• [Input records]
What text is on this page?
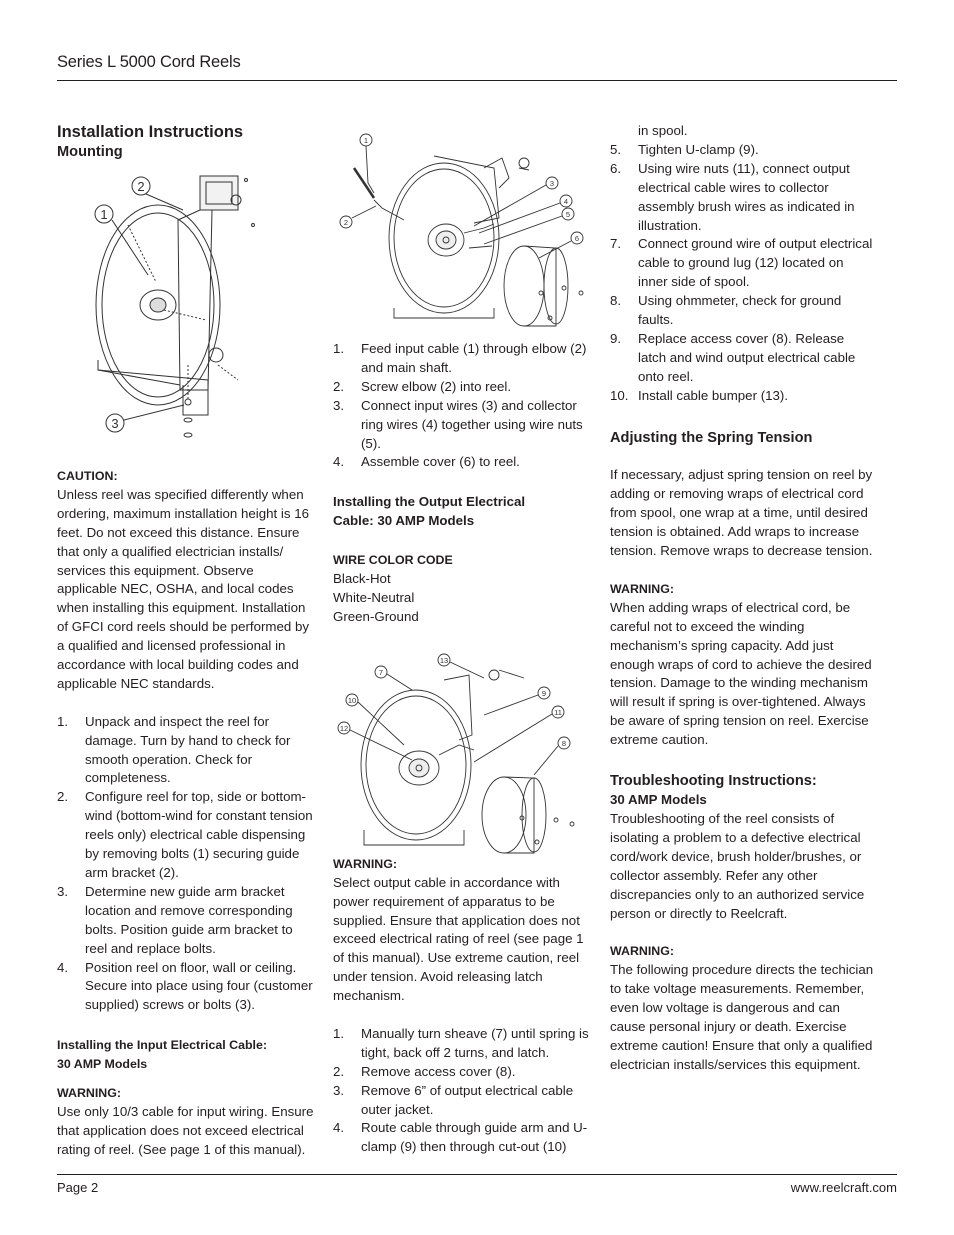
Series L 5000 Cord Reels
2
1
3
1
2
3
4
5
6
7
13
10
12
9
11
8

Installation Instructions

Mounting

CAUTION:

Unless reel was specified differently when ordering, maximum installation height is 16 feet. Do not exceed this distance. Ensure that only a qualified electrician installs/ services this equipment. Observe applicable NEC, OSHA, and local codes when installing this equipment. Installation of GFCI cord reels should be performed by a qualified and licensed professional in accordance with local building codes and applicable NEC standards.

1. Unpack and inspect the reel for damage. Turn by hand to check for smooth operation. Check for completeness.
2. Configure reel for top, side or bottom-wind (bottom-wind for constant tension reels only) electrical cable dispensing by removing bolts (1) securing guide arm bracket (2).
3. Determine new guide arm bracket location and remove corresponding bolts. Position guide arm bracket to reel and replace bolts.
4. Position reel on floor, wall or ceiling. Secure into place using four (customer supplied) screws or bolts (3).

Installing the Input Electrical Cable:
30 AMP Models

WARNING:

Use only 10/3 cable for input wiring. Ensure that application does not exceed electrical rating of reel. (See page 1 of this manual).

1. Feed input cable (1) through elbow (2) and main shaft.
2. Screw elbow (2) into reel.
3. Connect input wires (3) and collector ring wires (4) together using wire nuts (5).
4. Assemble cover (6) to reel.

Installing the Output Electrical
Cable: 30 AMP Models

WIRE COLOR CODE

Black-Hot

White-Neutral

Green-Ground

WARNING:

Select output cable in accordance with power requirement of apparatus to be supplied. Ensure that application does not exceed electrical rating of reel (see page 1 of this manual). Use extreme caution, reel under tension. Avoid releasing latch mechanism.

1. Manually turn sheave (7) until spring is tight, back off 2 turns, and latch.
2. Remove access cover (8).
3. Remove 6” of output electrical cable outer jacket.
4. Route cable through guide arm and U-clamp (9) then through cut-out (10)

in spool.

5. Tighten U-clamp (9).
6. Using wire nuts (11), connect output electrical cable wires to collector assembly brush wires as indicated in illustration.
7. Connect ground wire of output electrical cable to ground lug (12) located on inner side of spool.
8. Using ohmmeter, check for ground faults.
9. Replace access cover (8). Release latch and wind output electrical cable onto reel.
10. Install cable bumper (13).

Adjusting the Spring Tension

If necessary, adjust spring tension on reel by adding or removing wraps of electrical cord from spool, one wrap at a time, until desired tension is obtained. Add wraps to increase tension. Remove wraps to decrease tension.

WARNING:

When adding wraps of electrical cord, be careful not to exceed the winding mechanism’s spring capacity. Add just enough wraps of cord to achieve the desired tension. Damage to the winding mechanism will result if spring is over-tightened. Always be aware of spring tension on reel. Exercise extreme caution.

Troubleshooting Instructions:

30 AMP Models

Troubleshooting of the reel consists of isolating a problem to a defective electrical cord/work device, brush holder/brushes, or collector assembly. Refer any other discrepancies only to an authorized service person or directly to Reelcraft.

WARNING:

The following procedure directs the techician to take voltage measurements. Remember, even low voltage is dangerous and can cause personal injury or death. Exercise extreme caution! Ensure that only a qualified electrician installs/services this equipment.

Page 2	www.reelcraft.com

==

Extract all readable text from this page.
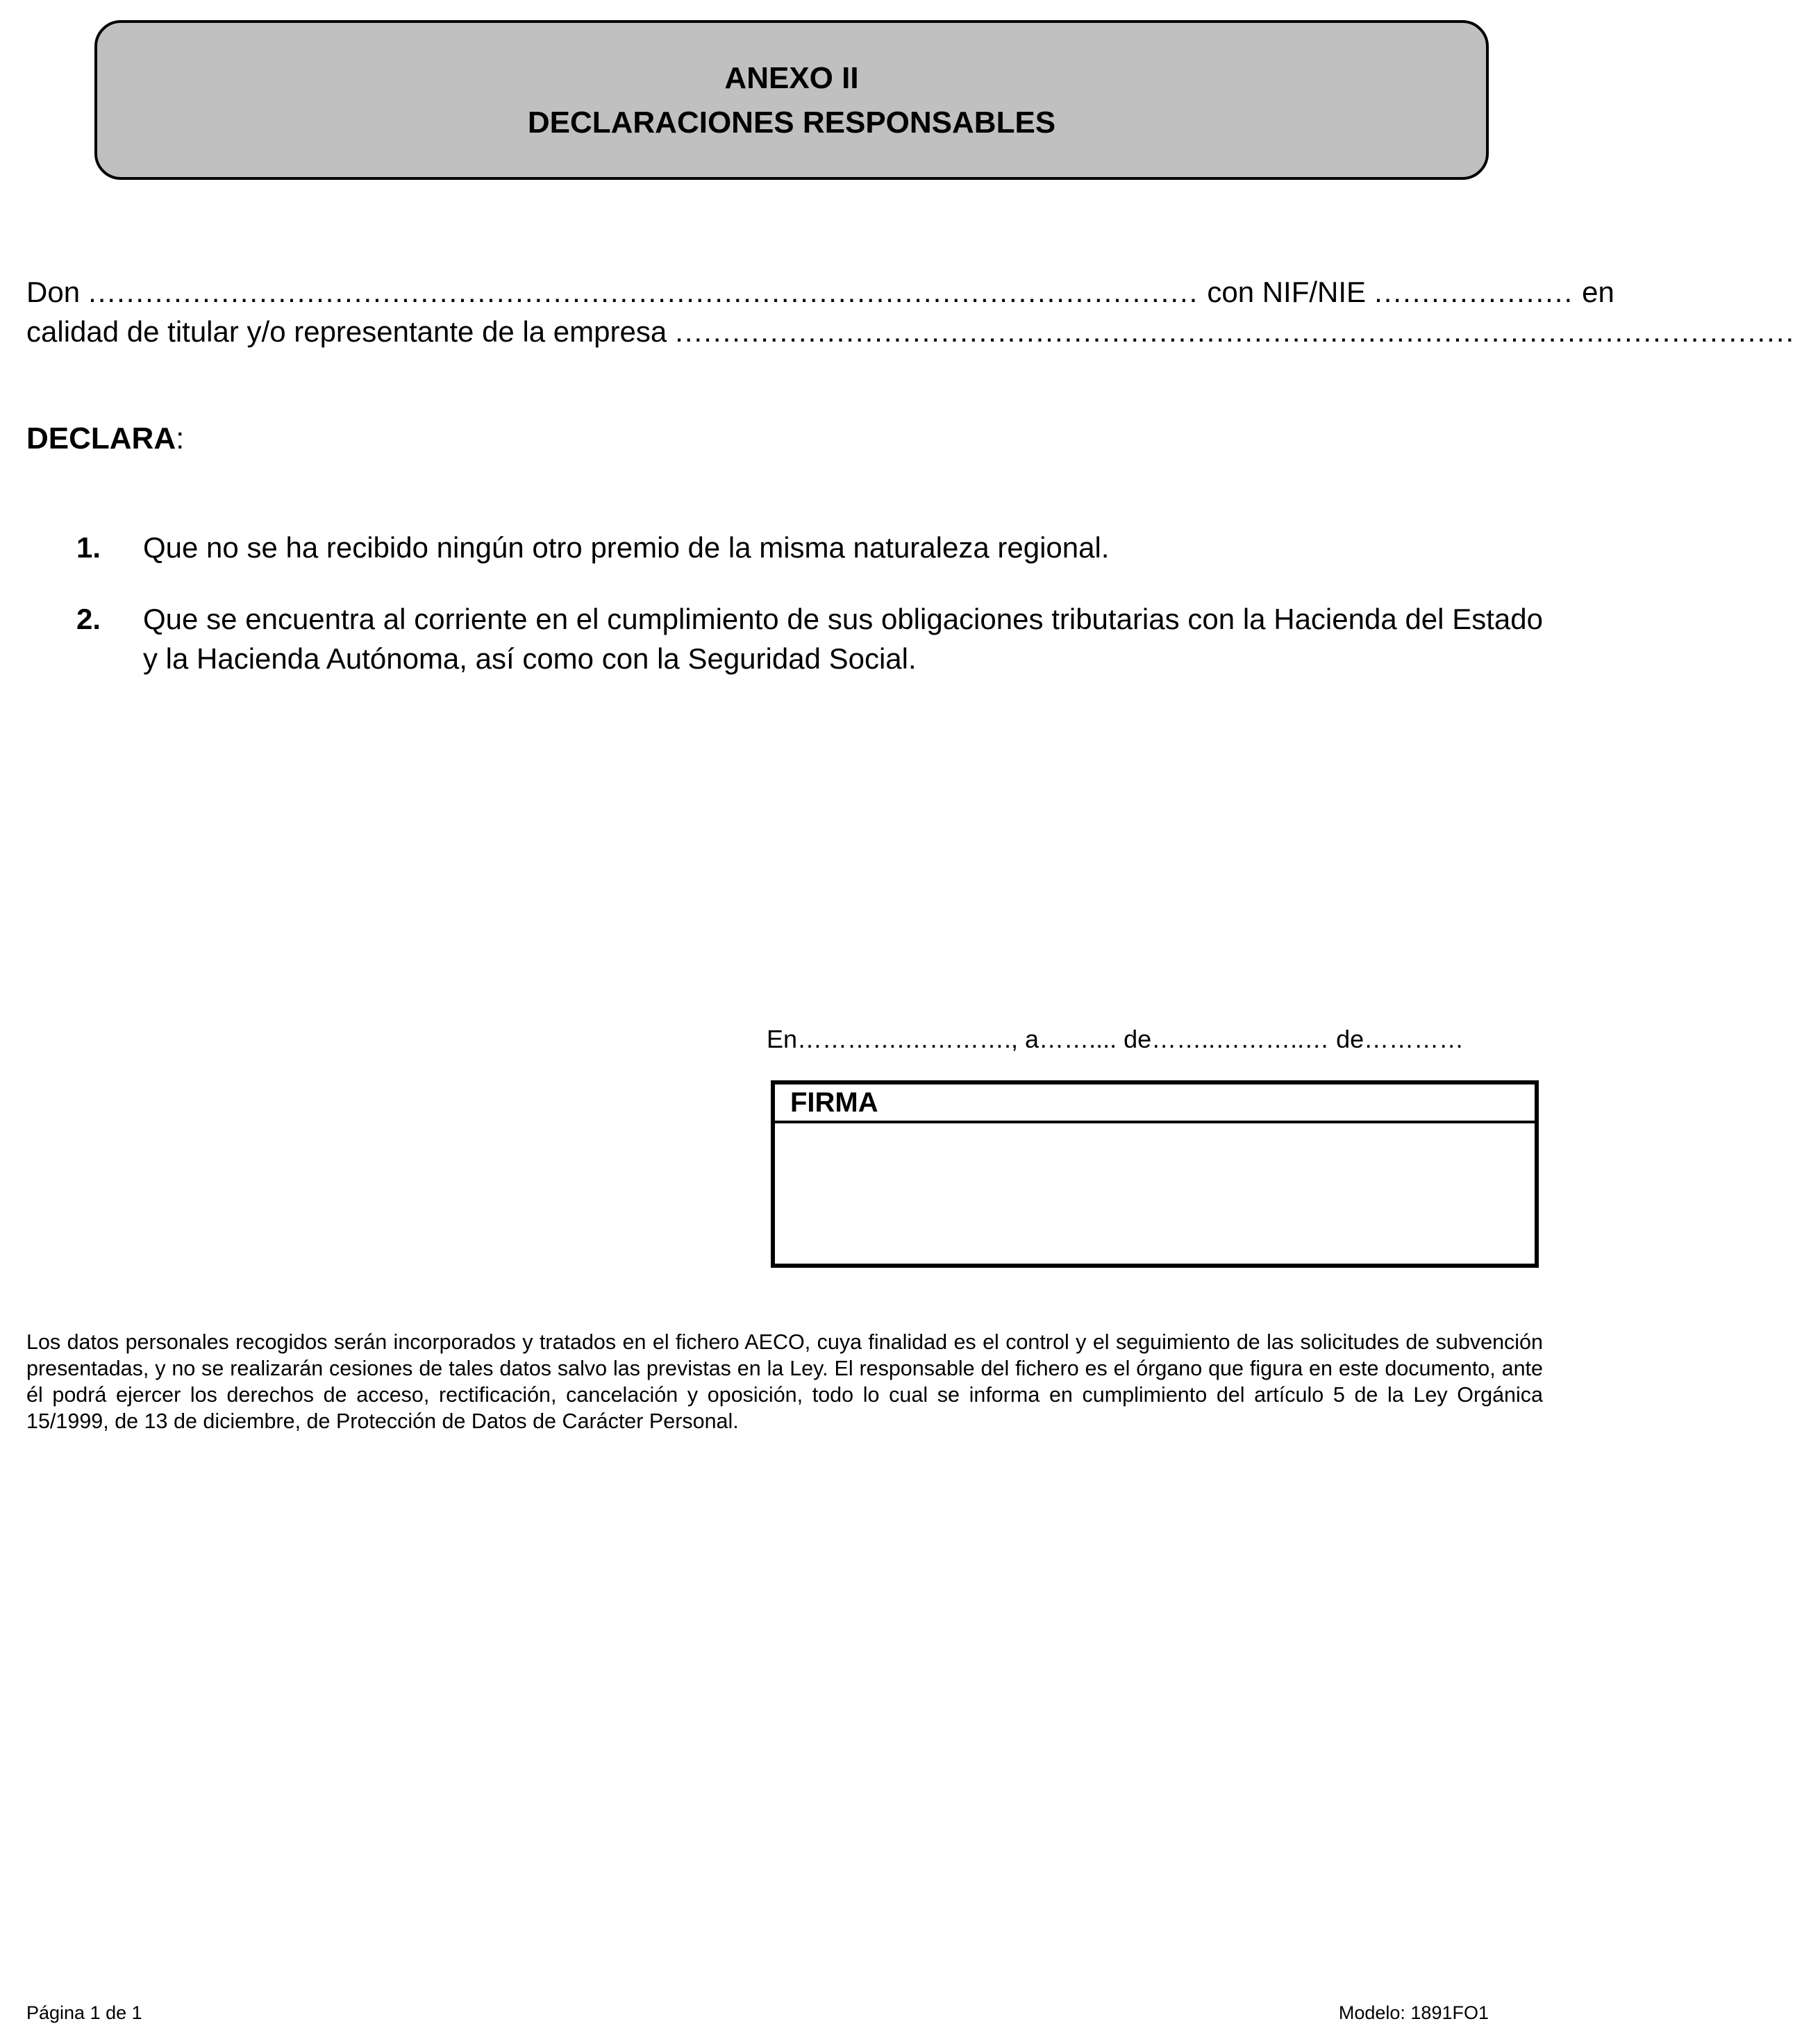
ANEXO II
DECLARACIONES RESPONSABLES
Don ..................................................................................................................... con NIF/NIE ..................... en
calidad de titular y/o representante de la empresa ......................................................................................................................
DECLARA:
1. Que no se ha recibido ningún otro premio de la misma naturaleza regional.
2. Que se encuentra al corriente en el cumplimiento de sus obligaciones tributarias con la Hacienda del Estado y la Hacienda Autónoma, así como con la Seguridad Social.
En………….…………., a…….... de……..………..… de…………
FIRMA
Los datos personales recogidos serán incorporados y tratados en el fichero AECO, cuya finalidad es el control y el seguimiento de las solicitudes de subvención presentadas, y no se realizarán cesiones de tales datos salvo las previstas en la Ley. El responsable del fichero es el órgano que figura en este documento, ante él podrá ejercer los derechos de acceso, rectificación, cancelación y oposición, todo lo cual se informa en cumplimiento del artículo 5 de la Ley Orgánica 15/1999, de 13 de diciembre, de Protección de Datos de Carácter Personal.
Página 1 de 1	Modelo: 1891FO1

• [Set exercise] Pull out every line in the material above where "until" occurs.

• [Problem solution]
1. Manually turn sheave (7) until spring is tight, back off 2 turns, and latch.
If necessary, adjust spring tension on reel by adding or removing wraps of electrical cord from spool, one wrap at a time, until desired tension is obtained. Add wraps to increase tension. Remove wraps to decrease tension.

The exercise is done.